> [What you have to do]: Each line that follows should be printed again exactly as it stands.
********************
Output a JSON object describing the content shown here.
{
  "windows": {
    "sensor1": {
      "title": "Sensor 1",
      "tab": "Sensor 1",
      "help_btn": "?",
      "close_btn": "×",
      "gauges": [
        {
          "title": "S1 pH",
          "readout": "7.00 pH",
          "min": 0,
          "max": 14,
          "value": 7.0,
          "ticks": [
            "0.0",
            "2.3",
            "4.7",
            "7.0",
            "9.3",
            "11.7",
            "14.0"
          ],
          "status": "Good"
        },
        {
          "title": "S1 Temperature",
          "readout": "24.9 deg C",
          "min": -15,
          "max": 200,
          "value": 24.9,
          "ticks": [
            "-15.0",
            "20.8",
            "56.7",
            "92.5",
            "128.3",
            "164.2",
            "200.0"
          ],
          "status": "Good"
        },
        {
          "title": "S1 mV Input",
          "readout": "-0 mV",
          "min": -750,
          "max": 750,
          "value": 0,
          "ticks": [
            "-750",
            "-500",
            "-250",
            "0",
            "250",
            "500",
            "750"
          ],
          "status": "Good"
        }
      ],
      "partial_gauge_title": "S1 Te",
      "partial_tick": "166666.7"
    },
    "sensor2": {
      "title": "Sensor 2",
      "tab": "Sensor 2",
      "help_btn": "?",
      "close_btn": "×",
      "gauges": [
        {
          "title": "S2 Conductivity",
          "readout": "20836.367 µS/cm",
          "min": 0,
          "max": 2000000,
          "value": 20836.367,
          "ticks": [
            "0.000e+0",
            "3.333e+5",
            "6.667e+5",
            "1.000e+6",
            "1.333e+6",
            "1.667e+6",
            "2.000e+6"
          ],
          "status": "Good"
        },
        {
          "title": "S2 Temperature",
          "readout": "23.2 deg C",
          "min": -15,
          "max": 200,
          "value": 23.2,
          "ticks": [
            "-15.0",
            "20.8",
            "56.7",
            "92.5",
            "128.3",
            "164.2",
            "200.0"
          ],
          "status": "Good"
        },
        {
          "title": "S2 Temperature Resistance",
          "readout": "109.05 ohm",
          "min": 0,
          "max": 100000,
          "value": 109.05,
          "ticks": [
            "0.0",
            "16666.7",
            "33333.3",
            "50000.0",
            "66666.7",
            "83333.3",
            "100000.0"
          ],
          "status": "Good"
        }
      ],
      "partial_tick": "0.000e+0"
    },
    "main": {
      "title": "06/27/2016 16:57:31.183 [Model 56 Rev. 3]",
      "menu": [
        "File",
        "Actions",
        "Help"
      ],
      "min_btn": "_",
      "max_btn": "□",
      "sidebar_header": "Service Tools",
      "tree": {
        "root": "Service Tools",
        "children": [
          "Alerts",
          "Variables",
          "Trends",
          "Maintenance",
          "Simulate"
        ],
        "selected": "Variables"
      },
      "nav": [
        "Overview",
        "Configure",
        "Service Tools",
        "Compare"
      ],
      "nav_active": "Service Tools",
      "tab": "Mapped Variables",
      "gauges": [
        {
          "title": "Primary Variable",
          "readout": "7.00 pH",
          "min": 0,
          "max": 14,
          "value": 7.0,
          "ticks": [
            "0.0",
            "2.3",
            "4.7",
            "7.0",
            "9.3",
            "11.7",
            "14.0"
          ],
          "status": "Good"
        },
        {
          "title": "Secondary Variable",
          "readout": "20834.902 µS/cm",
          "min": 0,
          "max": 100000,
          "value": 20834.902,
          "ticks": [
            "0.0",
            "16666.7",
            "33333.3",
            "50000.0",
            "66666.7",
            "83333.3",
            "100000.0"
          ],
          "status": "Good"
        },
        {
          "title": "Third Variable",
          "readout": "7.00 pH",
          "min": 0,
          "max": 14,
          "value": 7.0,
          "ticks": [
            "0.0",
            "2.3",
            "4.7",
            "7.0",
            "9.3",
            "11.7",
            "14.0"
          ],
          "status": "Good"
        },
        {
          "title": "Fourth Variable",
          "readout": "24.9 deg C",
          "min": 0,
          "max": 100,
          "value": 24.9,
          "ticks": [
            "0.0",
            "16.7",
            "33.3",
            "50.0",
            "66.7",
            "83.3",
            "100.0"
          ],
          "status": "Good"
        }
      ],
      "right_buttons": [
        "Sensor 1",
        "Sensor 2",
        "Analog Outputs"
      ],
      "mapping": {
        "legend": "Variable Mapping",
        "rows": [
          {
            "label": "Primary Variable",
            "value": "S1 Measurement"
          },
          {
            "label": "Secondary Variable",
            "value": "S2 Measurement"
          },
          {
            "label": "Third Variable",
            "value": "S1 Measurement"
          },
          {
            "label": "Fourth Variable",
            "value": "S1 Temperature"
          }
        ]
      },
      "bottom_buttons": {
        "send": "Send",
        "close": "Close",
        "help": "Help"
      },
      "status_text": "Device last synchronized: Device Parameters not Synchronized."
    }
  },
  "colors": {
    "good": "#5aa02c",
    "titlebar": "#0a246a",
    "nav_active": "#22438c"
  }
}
********************
> [Finished exercise]:
Output a JSON object describing the content shown here.
{
  "windows": {
    "sensor1": {
      "title": "Sensor 1",
      "tab": "Sensor 1",
      "help_btn": "?",
      "close_btn": "×",
      "gauges": [
        {
          "title": "S1 pH",
          "readout": "7.00 pH",
          "min": 0,
          "max": 14,
          "value": 7.0,
          "ticks": [
            "0.0",
            "2.3",
            "4.7",
            "7.0",
            "9.3",
            "11.7",
            "14.0"
          ],
          "status": "Good"
        },
        {
          "title": "S1 Temperature",
          "readout": "24.9 deg C",
          "min": -15,
          "max": 200,
          "value": 24.9,
          "ticks": [
            "-15.0",
            "20.8",
            "56.7",
            "92.5",
            "128.3",
            "164.2",
            "200.0"
          ],
          "status": "Good"
        },
        {
          "title": "S1 mV Input",
          "readout": "-0 mV",
          "min": -750,
          "max": 750,
          "value": 0,
          "ticks": [
            "-750",
            "-500",
            "-250",
            "0",
            "250",
            "500",
            "750"
          ],
          "status": "Good"
        }
      ],
      "partial_gauge_title": "S1 Te",
      "partial_tick": "166666.7"
    },
    "sensor2": {
      "title": "Sensor 2",
      "tab": "Sensor 2",
      "help_btn": "?",
      "close_btn": "×",
      "gauges": [
        {
          "title": "S2 Conductivity",
          "readout": "20836.367 µS/cm",
          "min": 0,
          "max": 2000000,
          "value": 20836.367,
          "ticks": [
            "0.000e+0",
            "3.333e+5",
            "6.667e+5",
            "1.000e+6",
            "1.333e+6",
            "1.667e+6",
            "2.000e+6"
          ],
          "status": "Good"
        },
        {
          "title": "S2 Temperature",
          "readout": "23.2 deg C",
          "min": -15,
          "max": 200,
          "value": 23.2,
          "ticks": [
            "-15.0",
            "20.8",
            "56.7",
            "92.5",
            "128.3",
            "164.2",
            "200.0"
          ],
          "status": "Good"
        },
        {
          "title": "S2 Temperature Resistance",
          "readout": "109.05 ohm",
          "min": 0,
          "max": 100000,
          "value": 109.05,
          "ticks": [
            "0.0",
            "16666.7",
            "33333.3",
            "50000.0",
            "66666.7",
            "83333.3",
            "100000.0"
          ],
          "status": "Good"
        }
      ],
      "partial_tick": "0.000e+0"
    },
    "main": {
      "title": "06/27/2016 16:57:31.183 [Model 56 Rev. 3]",
      "menu": [
        "File",
        "Actions",
        "Help"
      ],
      "min_btn": "_",
      "max_btn": "□",
      "sidebar_header": "Service Tools",
      "tree": {
        "root": "Service Tools",
        "children": [
          "Alerts",
          "Variables",
          "Trends",
          "Maintenance",
          "Simulate"
        ],
        "selected": "Variables"
      },
      "nav": [
        "Overview",
        "Configure",
        "Service Tools",
        "Compare"
      ],
      "nav_active": "Service Tools",
      "tab": "Mapped Variables",
      "gauges": [
        {
          "title": "Primary Variable",
          "readout": "7.00 pH",
          "min": 0,
          "max": 14,
          "value": 7.0,
          "ticks": [
            "0.0",
            "2.3",
            "4.7",
            "7.0",
            "9.3",
            "11.7",
            "14.0"
          ],
          "status": "Good"
        },
        {
          "title": "Secondary Variable",
          "readout": "20834.902 µS/cm",
          "min": 0,
          "max": 100000,
          "value": 20834.902,
          "ticks": [
            "0.0",
            "16666.7",
            "33333.3",
            "50000.0",
            "66666.7",
            "83333.3",
            "100000.0"
          ],
          "status": "Good"
        },
        {
          "title": "Third Variable",
          "readout": "7.00 pH",
          "min": 0,
          "max": 14,
          "value": 7.0,
          "ticks": [
            "0.0",
            "2.3",
            "4.7",
            "7.0",
            "9.3",
            "11.7",
            "14.0"
          ],
          "status": "Good"
        },
        {
          "title": "Fourth Variable",
          "readout": "24.9 deg C",
          "min": 0,
          "max": 100,
          "value": 24.9,
          "ticks": [
            "0.0",
            "16.7",
            "33.3",
            "50.0",
            "66.7",
            "83.3",
            "100.0"
          ],
          "status": "Good"
        }
      ],
      "right_buttons": [
        "Sensor 1",
        "Sensor 2",
        "Analog Outputs"
      ],
      "mapping": {
        "legend": "Variable Mapping",
        "rows": [
          {
            "label": "Primary Variable",
            "value": "S1 Measurement"
          },
          {
            "label": "Secondary Variable",
            "value": "S2 Measurement"
          },
          {
            "label": "Third Variable",
            "value": "S1 Measurement"
          },
          {
            "label": "Fourth Variable",
            "value": "S1 Temperature"
          }
        ]
      },
      "bottom_buttons": {
        "send": "Send",
        "close": "Close",
        "help": "Help"
      },
      "status_text": "Device last synchronized: Device Parameters not Synchronized."
    }
  },
  "colors": {
    "good": "#5aa02c",
    "titlebar": "#0a246a",
    "nav_active": "#22438c"
  }
}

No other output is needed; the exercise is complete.